## Required work
Records follow. Copy every line with "Server".

## Records for this exercise
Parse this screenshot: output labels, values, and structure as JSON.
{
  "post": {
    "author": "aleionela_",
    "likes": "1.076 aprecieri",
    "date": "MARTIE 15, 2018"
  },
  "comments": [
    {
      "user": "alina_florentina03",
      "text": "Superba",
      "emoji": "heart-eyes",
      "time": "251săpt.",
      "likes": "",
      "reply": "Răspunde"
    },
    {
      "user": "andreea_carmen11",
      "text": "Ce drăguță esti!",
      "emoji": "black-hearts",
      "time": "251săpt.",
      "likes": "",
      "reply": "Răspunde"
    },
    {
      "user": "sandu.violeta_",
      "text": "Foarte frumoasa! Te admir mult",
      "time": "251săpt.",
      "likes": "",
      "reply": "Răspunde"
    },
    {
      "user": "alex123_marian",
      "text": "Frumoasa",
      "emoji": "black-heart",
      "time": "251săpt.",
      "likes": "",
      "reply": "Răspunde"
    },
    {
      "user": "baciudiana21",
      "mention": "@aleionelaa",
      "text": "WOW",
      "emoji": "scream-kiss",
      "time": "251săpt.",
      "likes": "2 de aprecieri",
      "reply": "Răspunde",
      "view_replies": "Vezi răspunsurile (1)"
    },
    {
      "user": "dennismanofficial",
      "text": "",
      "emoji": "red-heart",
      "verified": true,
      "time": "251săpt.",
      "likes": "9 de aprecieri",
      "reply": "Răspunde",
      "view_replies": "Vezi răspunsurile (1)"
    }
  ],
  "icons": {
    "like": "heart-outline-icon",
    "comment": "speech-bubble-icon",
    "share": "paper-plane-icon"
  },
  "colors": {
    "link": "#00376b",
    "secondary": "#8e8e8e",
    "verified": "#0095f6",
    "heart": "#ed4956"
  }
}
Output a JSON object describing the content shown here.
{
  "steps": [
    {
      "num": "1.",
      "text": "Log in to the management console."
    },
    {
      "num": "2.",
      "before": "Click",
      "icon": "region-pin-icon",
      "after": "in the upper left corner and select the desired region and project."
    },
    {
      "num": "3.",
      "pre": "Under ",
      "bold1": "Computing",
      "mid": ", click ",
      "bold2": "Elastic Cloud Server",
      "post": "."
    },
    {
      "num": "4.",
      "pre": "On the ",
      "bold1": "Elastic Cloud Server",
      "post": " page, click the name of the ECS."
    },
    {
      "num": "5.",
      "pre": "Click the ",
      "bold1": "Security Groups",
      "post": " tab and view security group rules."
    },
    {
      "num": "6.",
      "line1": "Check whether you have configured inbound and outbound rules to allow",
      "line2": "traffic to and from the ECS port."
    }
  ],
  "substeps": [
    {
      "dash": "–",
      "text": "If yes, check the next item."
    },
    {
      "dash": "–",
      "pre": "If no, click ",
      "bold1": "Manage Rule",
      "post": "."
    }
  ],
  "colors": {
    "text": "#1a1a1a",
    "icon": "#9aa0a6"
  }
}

## In response
      "bold2": "Elastic Cloud Server",
      "bold1": "Elastic Cloud Server",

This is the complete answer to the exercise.